▸ **GOAL**
Extract each line of the records below that contains the word "заболеваний".

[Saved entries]
:::

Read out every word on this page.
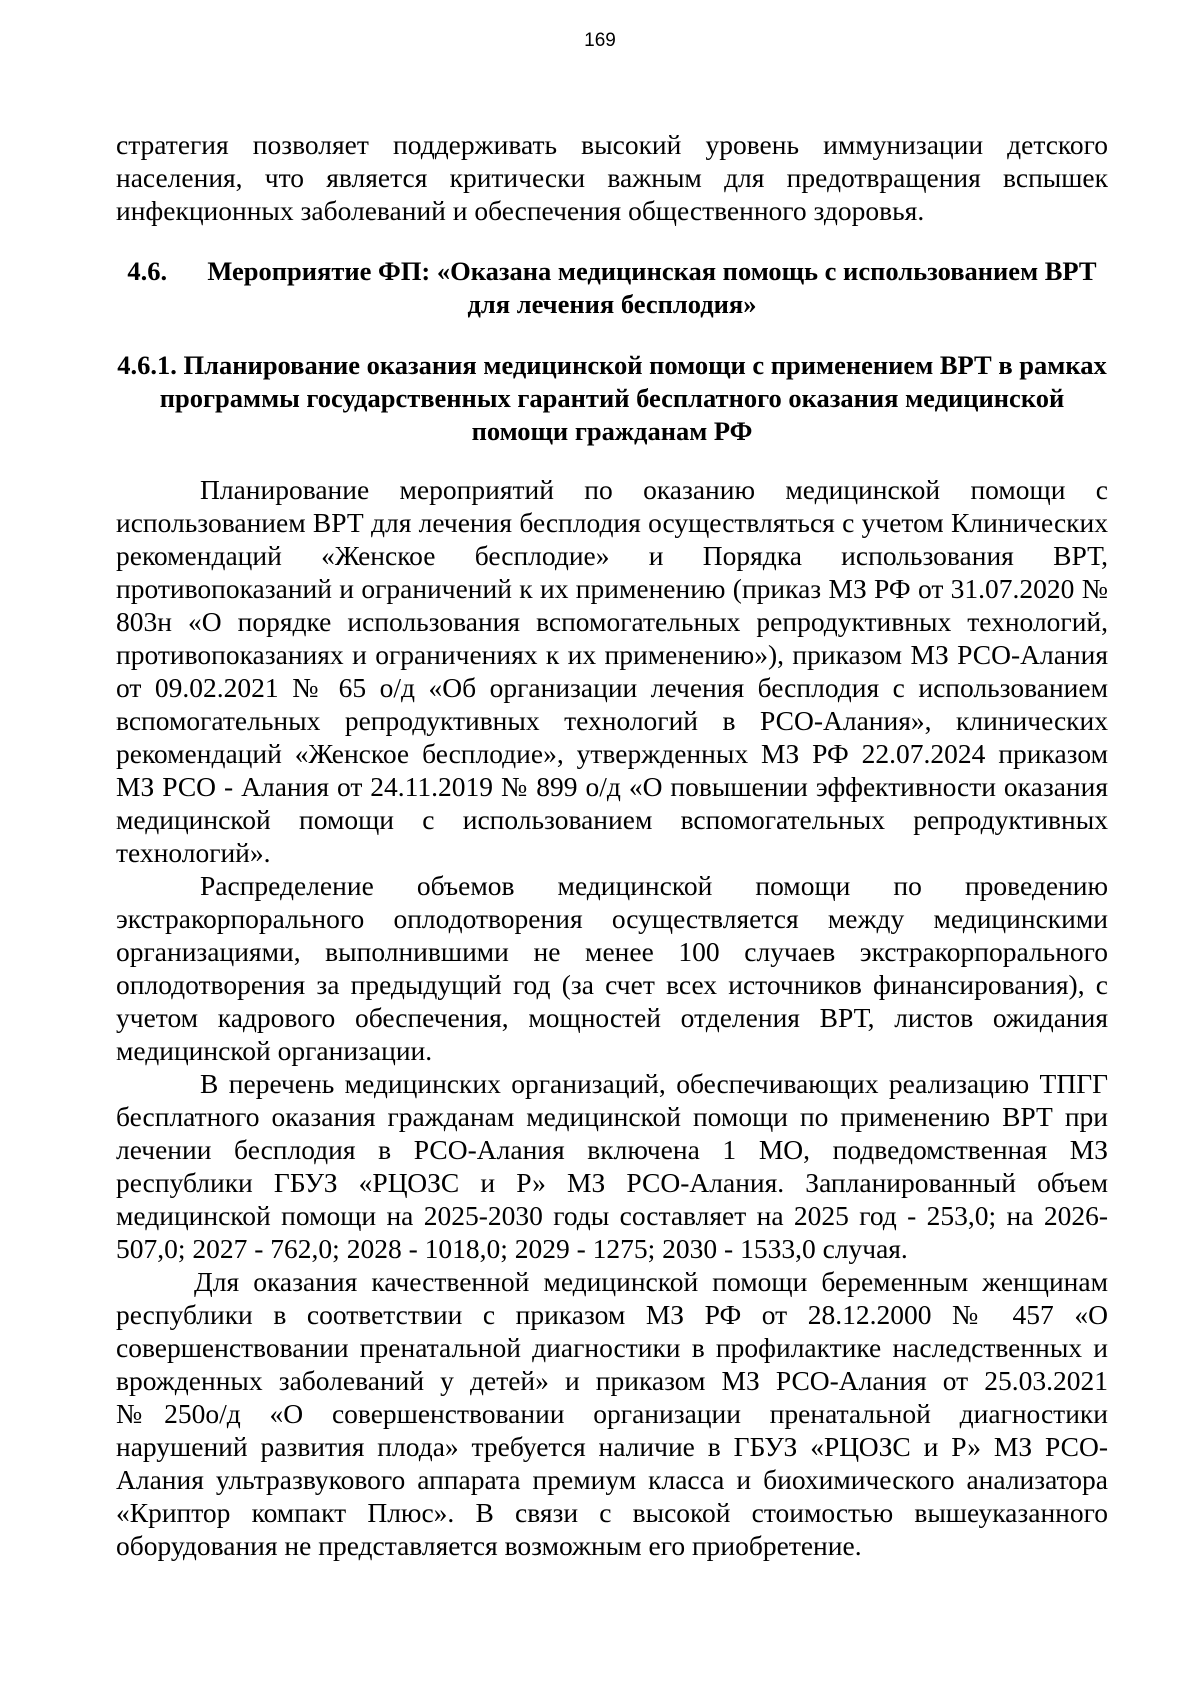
169

стратегия позволяет поддерживать высокий уровень иммунизации детского населения, что является критически важным для предотвращения вспышек инфекционных заболеваний и обеспечения общественного здоровья.

4.6. Мероприятие ФП: «Оказана медицинская помощь с использованием ВРТ для лечения бесплодия»
4.6.1. Планирование оказания медицинской помощи с применением ВРТ в рамках программы государственных гарантий бесплатного оказания медицинской помощи гражданам РФ

Планирование мероприятий по оказанию медицинской помощи с использованием ВРТ для лечения бесплодия осуществляться с учетом Клинических рекомендаций «Женское бесплодие» и Порядка использования ВРТ, противопоказаний и ограничений к их применению (приказ МЗ РФ от 31.07.2020 № 803н «О порядке использования вспомогательных репродуктивных технологий, противопоказаниях и ограничениях к их применению»), приказом МЗ РСО-Алания от 09.02.2021 № 65 о/д «Об организации лечения бесплодия с использованием вспомогательных репродуктивных технологий в РСО-Алания», клинических рекомендаций «Женское бесплодие», утвержденных МЗ РФ 22.07.2024 приказом МЗ РСО - Алания от 24.11.2019 № 899 о/д «О повышении эффективности оказания медицинской помощи с использованием вспомогательных репродуктивных технологий».

Распределение объемов медицинской помощи по проведению экстракорпорального оплодотворения осуществляется между медицинскими организациями, выполнившими не менее 100 случаев экстракорпорального оплодотворения за предыдущий год (за счет всех источников финансирования), с учетом кадрового обеспечения, мощностей отделения ВРТ, листов ожидания медицинской организации.

В перечень медицинских организаций, обеспечивающих реализацию ТПГГ бесплатного оказания гражданам медицинской помощи по применению ВРТ при лечении бесплодия в РСО-Алания включена 1 МО, подведомственная МЗ республики ГБУЗ «РЦОЗС и Р» МЗ РСО-Алания. Запланированный объем медицинской помощи на 2025-2030 годы составляет на 2025 год - 253,0; на 2026-507,0; 2027 - 762,0; 2028 - 1018,0; 2029 - 1275; 2030 - 1533,0 случая.

Для оказания качественной медицинской помощи беременным женщинам республики в соответствии с приказом МЗ РФ от 28.12.2000 № 457 «О совершенствовании пренатальной диагностики в профилактике наследственных и врожденных заболеваний у детей» и приказом МЗ РСО-Алания от 25.03.2021 №250о/д «О совершенствовании организации пренатальной диагностики нарушений развития плода» требуется наличие в ГБУЗ «РЦОЗС и Р» МЗ РСО-Алания ультразвукового аппарата премиум класса и биохимического анализатора «Криптор компакт Плюс». В связи с высокой стоимостью вышеуказанного оборудования не представляется возможным его приобретение.
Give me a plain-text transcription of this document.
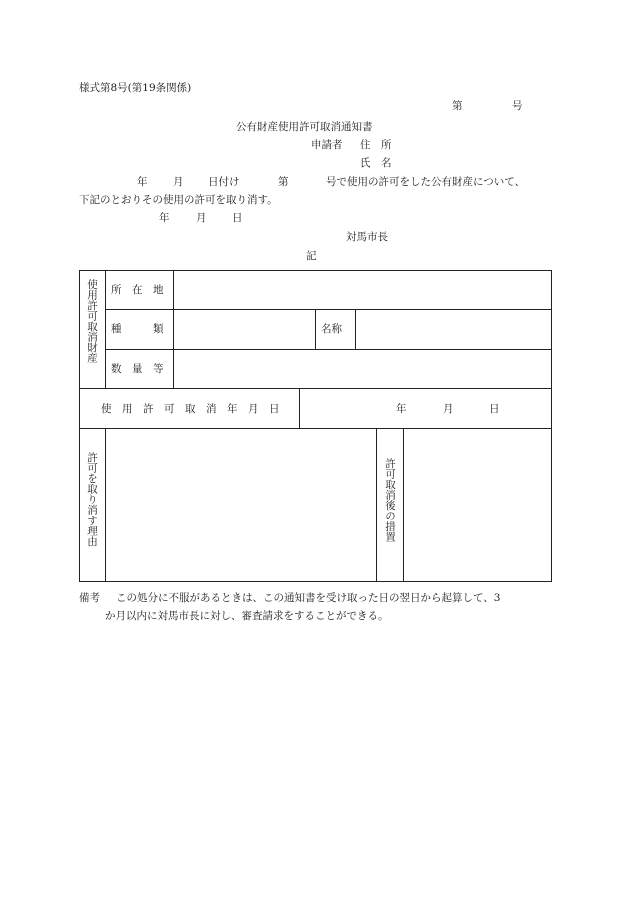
様式第8号(第19条関係)
第	号
公有財産使用許可取消通知書
申請者 住　所
氏　名
年 月 日付け	第	号で使用の許可をした公有財産について、
下記のとおりその使用の許可を取り消す。
年	月 日
対馬市長
記
使用許可取消財産 所　在　地
種　　　類	名称
数　量　等
使　用　許　可　取　消　年　月　日	年	月	日
許可を取り消す理由	許可取消後の措置
備考 この処分に不服があるときは、この通知書を受け取った日の翌日から起算して、3
か月以内に対馬市長に対し、審査請求をすることができる。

:::

▸ **FINISHED ANSWER**
стратегия позволяет поддерживать высокий уровень иммунизации детского населения, что является критически важным для предотвращения вспышек инфекционных заболеваний и обеспечения общественного здоровья.
Для оказания качественной медицинской помощи беременным женщинам республики в соответствии с приказом МЗ РФ от 28.12.2000 № 457 «О совершенствовании пренатальной диагностики в профилактике наследственных и врожденных заболеваний у детей» и приказом МЗ РСО-Алания от 25.03.2021 №250о/д «О совершенствовании организации пренатальной диагностики нарушений развития плода» требуется наличие в ГБУЗ «РЦОЗС и Р» МЗ РСО-Алания ультразвукового аппарата премиум класса и биохимического анализатора «Криптор компакт Плюс». В связи с высокой стоимостью вышеуказанного оборудования не представляется возможным его приобретение.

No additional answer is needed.